Exercise A: Please copy the cybersecurity article from the words "AI vs. AI: The" through the words "and machine-powered defense.", switching "deepfakes" to "synthetic media".
Exercise B: In the cybersecurity article, how many ransomware attacks per day are projected for 2031?
Exercise C: Write the next part of the cybersecurity article, picking up after its final sentence.

AI vs. AI: The $10.4b cybersecurity war you’re not seeing

Eighty percent of ransomware attacks now use artificial intelligence, but AI cybersecurity is catching up, according to a new report.
- A new report from OutreachX shows that artificial intelligence now fuels 80% of ransomware attacks, supercharging cybercrime with tools like large language models and deepfakes.
- Yet the same report highlights how defenders are fighting back with AI of their own, cutting costs, compressing response times, and turning the battle into a high-stakes arms race between malicious code and machine-powered defense.
Cybersecurity in 2025 is no longer just human versus human: it’s AI versus AI. According to a report by OutreachX, cyber criminals are increasingly using artificial intelligence tools to streamline and scale their activities. On the other hand, cybersecurity experts are increasingly utilizing AI to address this emerging threat.
The report noted that AI is contributing to an increase in ransomware attacks. Notably, in 2021, there were an estimated 7,850 attacks daily. However, by 2031, this figure is projected to grow to 43,200 daily incidents. AI is a significant contributing factor to this explosion, helping to scale and automate the once manual and skill-intensive attacks.
What is more, AI now plays a role in 80% of ransomware attacks, through technologies such as LLMs and deepfakes. Fake videos are alarming, as potential victims could identify AI-generated voices only 60% of the time.

Source data:
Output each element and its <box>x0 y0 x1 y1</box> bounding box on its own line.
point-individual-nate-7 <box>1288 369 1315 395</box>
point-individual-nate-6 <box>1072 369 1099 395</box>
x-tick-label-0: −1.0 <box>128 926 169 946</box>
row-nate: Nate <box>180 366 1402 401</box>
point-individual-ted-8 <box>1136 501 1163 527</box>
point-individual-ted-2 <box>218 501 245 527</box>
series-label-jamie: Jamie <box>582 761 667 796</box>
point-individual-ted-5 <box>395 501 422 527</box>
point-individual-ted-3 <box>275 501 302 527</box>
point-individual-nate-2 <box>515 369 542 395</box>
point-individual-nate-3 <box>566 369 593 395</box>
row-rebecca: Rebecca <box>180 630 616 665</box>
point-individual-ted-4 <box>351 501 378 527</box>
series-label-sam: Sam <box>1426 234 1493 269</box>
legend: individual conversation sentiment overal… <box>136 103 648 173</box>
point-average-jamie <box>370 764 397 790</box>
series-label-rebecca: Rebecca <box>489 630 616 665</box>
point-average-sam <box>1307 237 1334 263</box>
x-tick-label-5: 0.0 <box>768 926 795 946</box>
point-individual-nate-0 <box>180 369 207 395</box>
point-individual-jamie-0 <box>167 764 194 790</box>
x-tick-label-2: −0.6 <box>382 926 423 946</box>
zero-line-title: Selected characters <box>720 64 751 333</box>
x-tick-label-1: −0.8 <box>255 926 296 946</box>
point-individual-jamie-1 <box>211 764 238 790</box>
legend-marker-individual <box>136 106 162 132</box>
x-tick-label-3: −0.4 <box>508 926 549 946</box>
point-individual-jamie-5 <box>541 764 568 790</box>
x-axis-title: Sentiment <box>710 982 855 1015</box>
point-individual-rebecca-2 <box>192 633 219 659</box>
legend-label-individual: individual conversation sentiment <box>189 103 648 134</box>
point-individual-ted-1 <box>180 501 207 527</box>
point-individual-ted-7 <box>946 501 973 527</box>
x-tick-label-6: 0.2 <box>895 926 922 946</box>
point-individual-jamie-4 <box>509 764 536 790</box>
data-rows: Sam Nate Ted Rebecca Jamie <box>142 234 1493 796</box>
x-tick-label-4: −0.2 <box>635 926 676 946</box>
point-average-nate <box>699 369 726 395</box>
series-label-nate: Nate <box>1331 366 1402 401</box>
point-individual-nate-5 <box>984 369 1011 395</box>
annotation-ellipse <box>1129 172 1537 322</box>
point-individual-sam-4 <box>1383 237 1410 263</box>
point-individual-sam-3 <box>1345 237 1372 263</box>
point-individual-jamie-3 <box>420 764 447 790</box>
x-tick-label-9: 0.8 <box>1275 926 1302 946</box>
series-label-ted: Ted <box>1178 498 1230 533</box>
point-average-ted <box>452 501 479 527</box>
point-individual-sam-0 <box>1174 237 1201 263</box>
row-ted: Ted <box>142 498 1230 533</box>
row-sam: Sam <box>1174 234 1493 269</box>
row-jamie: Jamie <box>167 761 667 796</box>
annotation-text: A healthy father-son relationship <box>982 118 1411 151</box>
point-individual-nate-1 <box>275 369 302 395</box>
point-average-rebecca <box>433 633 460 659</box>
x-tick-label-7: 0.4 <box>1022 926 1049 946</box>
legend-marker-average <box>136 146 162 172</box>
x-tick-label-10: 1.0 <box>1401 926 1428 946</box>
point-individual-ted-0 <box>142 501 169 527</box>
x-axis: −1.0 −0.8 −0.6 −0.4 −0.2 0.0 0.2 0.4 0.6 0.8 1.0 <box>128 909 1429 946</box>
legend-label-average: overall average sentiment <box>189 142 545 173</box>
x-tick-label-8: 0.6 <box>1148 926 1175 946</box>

Final answer A:
AI vs. AI: The $10.4b cybersecurity war you’re not seeing

Eighty percent of ransomware attacks now use artificial intelligence, but AI cybersecurity is catching up, according to a new report.
- A new report from OutreachX shows that artificial intelligence now fuels 80% of ransomware attacks, supercharging cybercrime with tools like large language models and synthetic media.
- Yet the same report highlights how defenders are fighting back with AI of their own, cutting costs, compressing response times, and turning the battle into a high-stakes arms race between malicious code and machine-powered defense.

Final answer B: 43,200 daily incidents

Final answer C:
AI increasingly plays a role in cybersecurity
Still, to tackle this issue, companies increasingly leverage AI tools. This includes machine learning to detect suspicious activity, automating phishing triage, and accelerating threat responses. According to IBM data, AI tools in cybersecurity save $1.9 million per breach. By 2027, this technology is projected to save enterprises $10.4 billion.
“The biggest unlock isn’t a flashier dashboard, it’s compressing dwell time. When AI closes the loop from detection to containment in minutes, board-level metrics move: fewer payouts, faster recovery, and less revenue at risk. For mid-market teams, automating phishing triage and identity anomalies delivers the fastest ROI by cutting alert fatigue and freeing analysts to hunt, not babysit queues,” said Anirudh Agarwal, CEO, OutreachX.